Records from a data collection

####

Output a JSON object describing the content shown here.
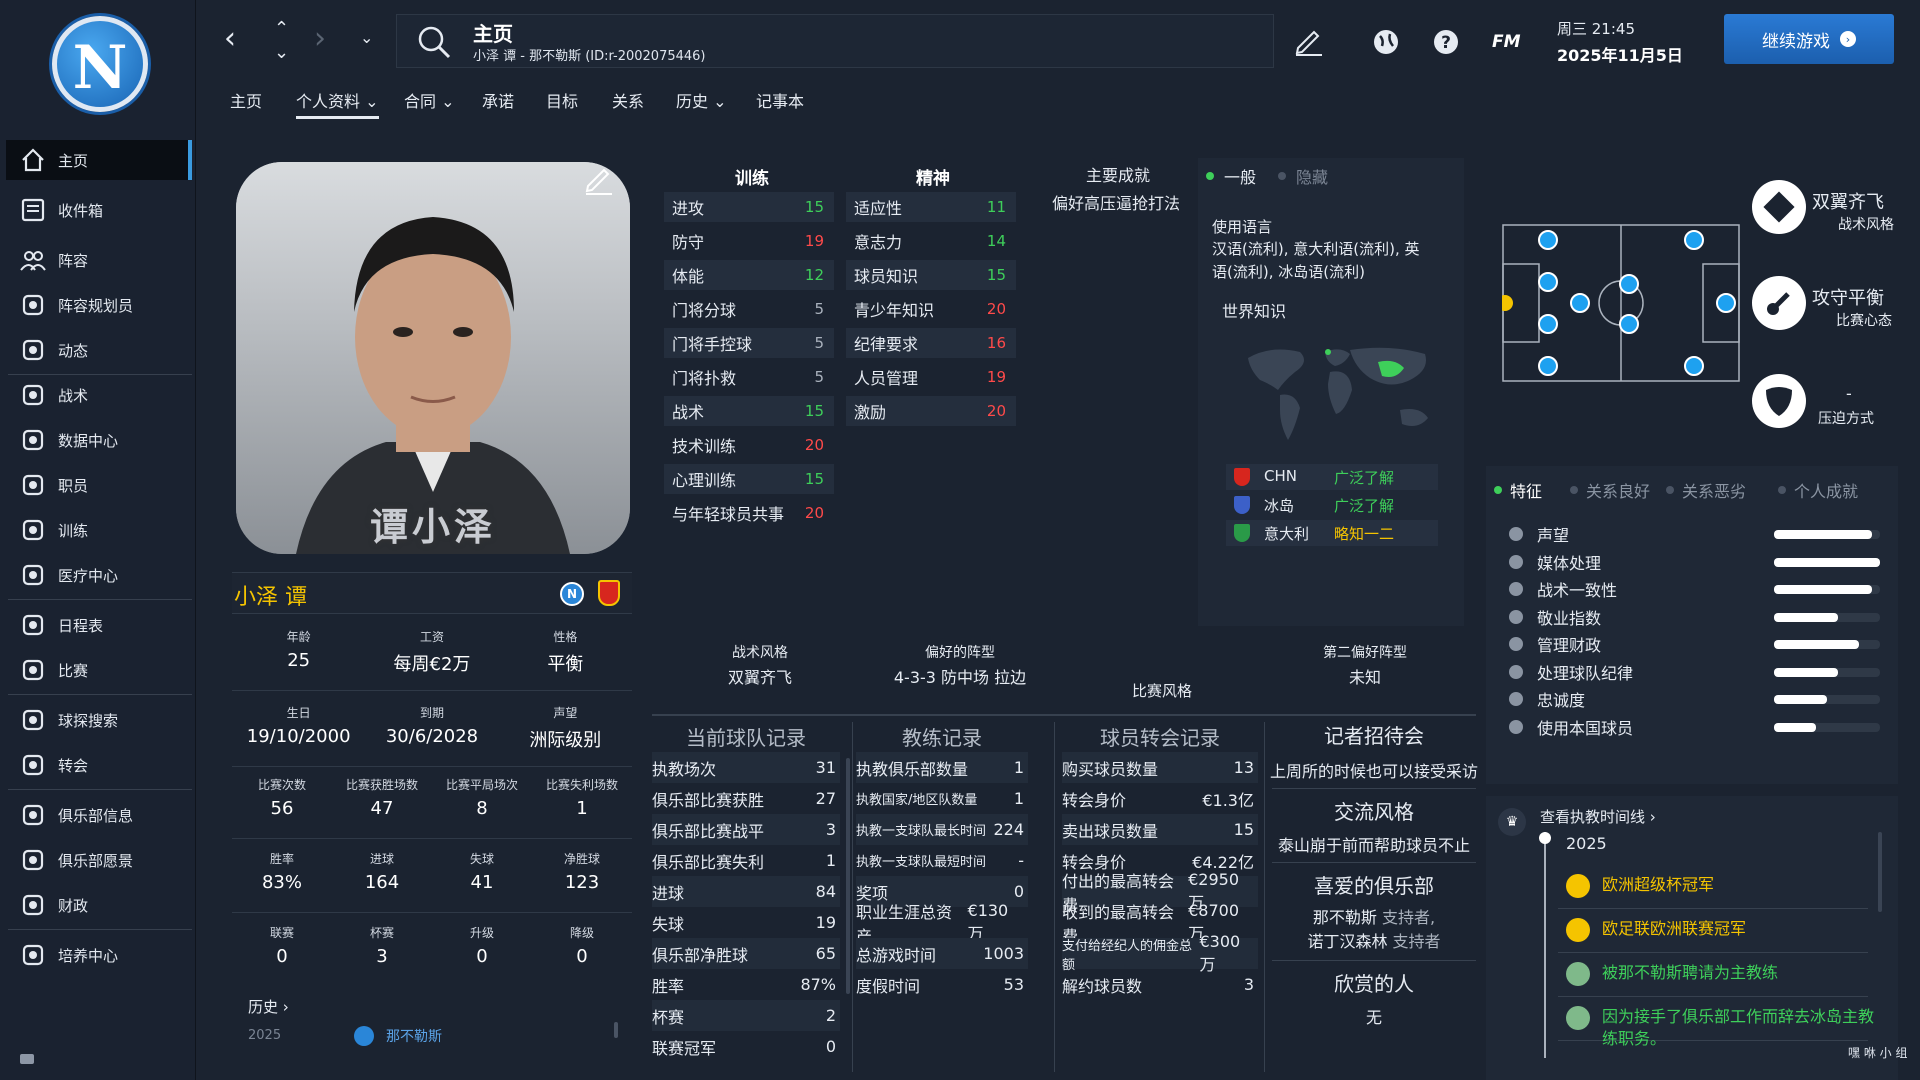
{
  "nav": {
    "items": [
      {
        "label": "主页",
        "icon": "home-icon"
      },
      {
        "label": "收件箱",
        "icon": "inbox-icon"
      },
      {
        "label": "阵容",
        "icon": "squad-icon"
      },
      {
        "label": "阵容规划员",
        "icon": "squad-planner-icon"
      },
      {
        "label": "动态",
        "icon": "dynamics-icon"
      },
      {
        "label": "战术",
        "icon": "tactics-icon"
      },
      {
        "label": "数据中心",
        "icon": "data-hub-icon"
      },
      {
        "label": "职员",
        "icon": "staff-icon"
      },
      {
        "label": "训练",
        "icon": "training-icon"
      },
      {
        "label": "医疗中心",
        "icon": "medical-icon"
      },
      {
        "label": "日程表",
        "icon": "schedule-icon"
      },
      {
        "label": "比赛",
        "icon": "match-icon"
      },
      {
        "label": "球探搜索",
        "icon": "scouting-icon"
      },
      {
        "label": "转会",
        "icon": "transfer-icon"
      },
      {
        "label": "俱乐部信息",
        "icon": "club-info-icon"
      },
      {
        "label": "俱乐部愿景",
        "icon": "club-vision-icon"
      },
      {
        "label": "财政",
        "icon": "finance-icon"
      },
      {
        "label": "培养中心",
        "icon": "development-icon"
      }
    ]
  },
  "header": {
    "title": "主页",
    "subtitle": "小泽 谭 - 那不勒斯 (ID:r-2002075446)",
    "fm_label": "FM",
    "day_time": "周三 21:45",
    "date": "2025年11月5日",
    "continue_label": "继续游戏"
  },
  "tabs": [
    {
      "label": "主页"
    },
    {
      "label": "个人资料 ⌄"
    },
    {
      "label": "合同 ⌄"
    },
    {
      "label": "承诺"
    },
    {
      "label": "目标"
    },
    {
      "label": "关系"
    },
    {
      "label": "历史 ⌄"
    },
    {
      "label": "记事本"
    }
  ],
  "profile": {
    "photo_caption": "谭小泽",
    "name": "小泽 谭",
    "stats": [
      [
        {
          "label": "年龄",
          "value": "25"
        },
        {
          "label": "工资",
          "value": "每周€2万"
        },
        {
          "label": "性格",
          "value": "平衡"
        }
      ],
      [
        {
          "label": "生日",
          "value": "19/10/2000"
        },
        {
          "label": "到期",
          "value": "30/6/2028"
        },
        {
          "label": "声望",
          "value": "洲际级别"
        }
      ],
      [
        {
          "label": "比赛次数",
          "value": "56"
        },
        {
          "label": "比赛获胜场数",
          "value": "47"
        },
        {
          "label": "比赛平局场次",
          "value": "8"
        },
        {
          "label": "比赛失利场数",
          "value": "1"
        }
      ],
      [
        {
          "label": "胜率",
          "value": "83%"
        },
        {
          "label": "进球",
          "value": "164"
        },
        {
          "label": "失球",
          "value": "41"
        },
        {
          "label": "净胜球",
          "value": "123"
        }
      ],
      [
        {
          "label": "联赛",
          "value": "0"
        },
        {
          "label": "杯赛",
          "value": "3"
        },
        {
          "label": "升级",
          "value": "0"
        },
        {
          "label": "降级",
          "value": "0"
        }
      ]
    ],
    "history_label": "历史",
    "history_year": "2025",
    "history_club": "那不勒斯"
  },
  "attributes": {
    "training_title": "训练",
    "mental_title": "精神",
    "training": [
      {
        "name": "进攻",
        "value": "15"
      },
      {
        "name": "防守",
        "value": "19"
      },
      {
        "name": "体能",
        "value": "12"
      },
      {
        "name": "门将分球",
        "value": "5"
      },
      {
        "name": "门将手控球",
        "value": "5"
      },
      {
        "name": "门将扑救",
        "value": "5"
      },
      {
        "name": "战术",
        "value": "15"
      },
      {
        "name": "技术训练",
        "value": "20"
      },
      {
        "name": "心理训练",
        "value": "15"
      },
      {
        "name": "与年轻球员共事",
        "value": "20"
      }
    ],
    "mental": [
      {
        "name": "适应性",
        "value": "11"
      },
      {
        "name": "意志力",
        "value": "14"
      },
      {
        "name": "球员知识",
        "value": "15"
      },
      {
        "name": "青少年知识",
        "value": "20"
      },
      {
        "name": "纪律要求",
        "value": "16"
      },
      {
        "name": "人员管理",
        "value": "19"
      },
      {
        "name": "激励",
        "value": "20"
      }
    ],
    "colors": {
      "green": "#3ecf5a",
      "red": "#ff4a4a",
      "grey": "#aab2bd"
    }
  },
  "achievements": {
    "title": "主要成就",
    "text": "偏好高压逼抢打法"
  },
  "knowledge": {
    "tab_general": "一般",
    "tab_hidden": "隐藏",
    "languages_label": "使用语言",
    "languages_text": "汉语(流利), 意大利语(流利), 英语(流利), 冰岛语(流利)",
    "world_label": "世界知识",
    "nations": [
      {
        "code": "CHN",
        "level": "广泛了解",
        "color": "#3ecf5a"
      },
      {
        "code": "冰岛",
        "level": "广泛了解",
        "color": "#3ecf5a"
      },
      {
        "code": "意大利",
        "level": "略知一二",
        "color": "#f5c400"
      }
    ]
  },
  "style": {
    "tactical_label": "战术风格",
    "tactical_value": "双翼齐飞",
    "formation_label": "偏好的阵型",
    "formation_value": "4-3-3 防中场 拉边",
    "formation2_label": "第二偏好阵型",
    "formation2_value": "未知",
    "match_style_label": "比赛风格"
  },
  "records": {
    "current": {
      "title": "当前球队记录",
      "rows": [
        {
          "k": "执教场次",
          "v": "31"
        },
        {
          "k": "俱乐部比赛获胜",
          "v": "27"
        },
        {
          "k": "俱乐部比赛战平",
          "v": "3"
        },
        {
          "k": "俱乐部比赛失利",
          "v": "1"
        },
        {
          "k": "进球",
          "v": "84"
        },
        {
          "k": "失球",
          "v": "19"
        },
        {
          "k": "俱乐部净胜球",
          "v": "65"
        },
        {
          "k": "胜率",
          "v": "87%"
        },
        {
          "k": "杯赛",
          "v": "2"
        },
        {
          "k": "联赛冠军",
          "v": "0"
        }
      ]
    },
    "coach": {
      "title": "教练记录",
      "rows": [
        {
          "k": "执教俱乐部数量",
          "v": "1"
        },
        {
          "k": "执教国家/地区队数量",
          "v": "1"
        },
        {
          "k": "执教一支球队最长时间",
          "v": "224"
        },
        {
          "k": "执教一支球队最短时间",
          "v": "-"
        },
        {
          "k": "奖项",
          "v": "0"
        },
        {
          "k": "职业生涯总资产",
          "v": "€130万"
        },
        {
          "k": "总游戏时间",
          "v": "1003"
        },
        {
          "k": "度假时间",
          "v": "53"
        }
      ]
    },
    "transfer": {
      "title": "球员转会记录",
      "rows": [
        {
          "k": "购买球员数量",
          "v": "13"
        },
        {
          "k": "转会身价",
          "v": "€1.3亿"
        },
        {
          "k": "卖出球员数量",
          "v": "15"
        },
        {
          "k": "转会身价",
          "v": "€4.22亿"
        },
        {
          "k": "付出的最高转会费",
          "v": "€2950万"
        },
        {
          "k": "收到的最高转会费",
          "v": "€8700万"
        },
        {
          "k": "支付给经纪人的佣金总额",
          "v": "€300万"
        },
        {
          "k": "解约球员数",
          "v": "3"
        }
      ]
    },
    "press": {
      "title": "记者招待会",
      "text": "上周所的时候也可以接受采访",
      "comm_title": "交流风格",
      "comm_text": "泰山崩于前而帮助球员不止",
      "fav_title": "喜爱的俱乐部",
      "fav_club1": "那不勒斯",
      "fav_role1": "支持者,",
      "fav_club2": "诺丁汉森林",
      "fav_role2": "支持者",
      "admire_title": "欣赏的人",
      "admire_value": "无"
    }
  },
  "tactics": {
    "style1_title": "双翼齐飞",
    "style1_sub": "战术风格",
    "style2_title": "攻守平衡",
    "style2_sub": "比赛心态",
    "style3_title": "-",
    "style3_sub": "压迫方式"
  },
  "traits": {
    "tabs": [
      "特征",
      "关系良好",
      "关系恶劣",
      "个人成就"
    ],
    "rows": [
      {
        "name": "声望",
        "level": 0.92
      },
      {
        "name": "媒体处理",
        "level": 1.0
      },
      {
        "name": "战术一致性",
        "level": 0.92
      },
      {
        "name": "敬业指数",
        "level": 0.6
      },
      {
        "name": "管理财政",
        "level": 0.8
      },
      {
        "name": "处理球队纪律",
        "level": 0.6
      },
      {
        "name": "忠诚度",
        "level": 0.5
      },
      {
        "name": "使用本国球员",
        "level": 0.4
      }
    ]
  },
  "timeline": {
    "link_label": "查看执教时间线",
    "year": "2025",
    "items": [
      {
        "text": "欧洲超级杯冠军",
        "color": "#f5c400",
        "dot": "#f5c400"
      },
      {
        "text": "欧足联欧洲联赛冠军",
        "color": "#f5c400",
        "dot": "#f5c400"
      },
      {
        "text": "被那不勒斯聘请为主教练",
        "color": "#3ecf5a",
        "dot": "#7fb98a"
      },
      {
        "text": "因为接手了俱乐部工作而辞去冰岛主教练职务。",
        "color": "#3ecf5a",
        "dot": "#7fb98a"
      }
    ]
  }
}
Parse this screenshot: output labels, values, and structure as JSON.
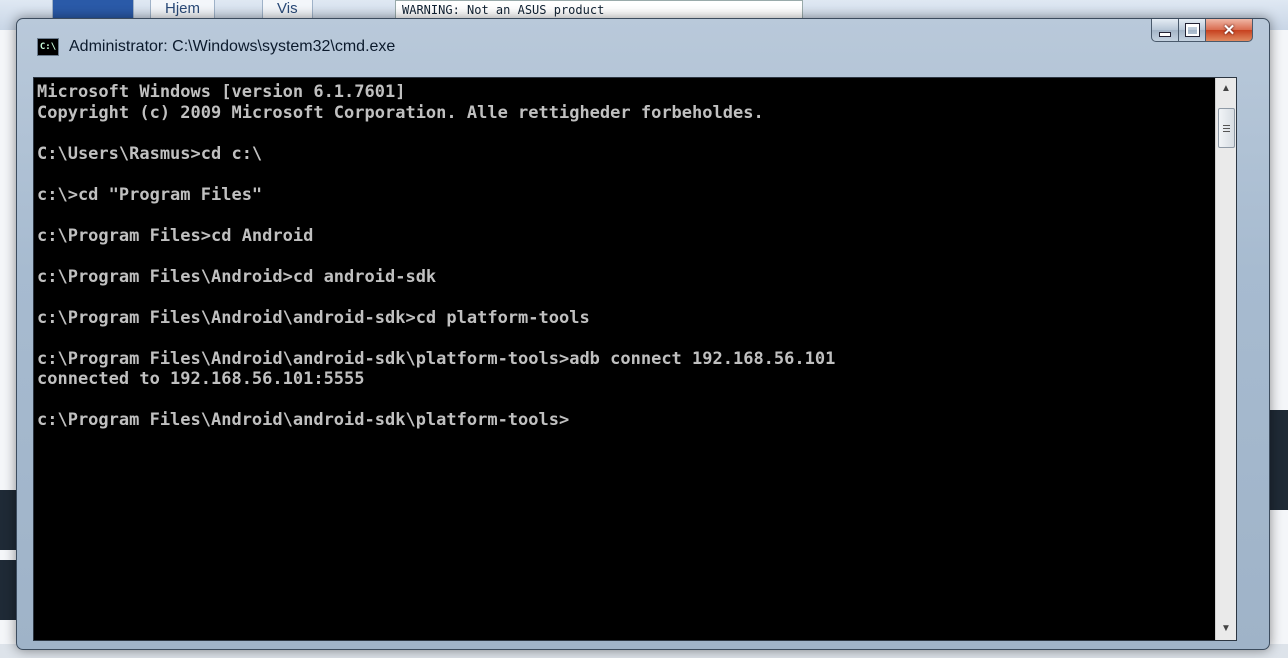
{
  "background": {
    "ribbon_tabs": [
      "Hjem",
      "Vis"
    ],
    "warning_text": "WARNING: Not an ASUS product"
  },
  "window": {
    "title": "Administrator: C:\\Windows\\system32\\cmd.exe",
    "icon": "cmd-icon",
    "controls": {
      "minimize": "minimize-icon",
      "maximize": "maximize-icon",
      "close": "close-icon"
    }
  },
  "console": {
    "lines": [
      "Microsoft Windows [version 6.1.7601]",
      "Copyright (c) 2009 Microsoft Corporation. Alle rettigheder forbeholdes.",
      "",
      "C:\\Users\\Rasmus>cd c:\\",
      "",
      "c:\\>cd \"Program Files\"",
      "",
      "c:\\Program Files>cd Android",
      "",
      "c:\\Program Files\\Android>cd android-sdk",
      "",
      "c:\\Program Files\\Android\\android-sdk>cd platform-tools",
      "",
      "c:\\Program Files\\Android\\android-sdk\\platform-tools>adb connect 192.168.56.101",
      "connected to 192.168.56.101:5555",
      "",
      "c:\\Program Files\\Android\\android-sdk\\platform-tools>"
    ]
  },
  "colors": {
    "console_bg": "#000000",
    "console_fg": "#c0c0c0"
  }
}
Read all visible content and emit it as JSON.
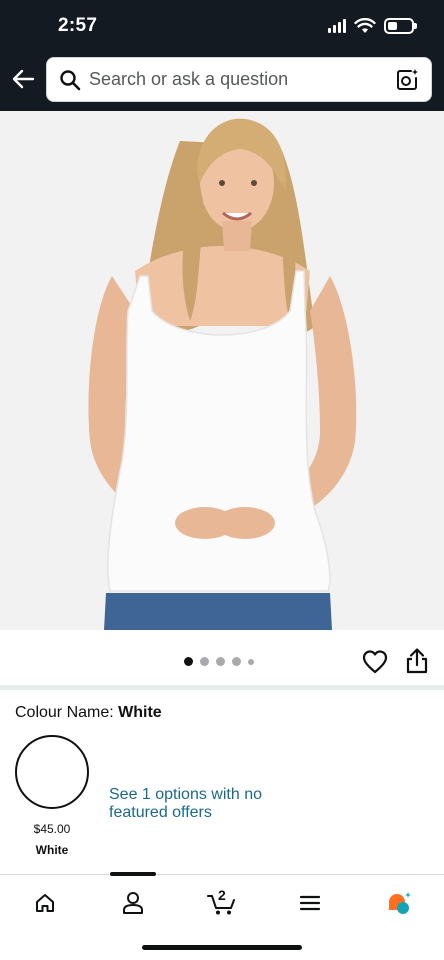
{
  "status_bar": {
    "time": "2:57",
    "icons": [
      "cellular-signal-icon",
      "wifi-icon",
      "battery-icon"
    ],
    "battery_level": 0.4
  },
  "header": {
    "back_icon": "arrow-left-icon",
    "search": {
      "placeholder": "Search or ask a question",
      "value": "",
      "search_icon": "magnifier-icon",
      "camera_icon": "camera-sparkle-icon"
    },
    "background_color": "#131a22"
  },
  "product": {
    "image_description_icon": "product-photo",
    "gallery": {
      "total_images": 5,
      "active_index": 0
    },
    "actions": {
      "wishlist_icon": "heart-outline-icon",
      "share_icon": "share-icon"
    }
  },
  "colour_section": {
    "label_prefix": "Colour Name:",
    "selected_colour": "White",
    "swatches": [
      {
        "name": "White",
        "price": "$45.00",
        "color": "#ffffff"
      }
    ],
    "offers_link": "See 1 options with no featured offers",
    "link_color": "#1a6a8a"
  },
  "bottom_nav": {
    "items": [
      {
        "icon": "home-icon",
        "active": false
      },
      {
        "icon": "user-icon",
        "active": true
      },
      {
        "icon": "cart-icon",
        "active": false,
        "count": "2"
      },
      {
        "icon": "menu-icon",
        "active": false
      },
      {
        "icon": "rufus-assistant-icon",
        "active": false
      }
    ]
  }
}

####

» **What to produce**
The lines to repeat run from the line containing "Read all visible content and emit it as JSON." through the last line of the material above; give them exactly, without the pictures.

» **Solution to this problem**
Read all visible content and emit it as JSON.
{
  "status_bar": {
    "time": "2:57",
    "icons": [
      "cellular-signal-icon",
      "wifi-icon",
      "battery-icon"
    ],
    "battery_level": 0.4
  },
  "header": {
    "back_icon": "arrow-left-icon",
    "search": {
      "placeholder": "Search or ask a question",
      "value": "",
      "search_icon": "magnifier-icon",
      "camera_icon": "camera-sparkle-icon"
    },
    "background_color": "#131a22"
  },
  "product": {
    "image_description_icon": "product-photo",
    "gallery": {
      "total_images": 5,
      "active_index": 0
    },
    "actions": {
      "wishlist_icon": "heart-outline-icon",
      "share_icon": "share-icon"
    }
  },
  "colour_section": {
    "label_prefix": "Colour Name:",
    "selected_colour": "White",
    "swatches": [
      {
        "name": "White",
        "price": "$45.00",
        "color": "#ffffff"
      }
    ],
    "offers_link": "See 1 options with no featured offers",
    "link_color": "#1a6a8a"
  },
  "bottom_nav": {
    "items": [
      {
        "icon": "home-icon",
        "active": false
      },
      {
        "icon": "user-icon",
        "active": true
      },
      {
        "icon": "cart-icon",
        "active": false,
        "count": "2"
      },
      {
        "icon": "menu-icon",
        "active": false
      },
      {
        "icon": "rufus-assistant-icon",
        "active": false
      }
    ]
  }
}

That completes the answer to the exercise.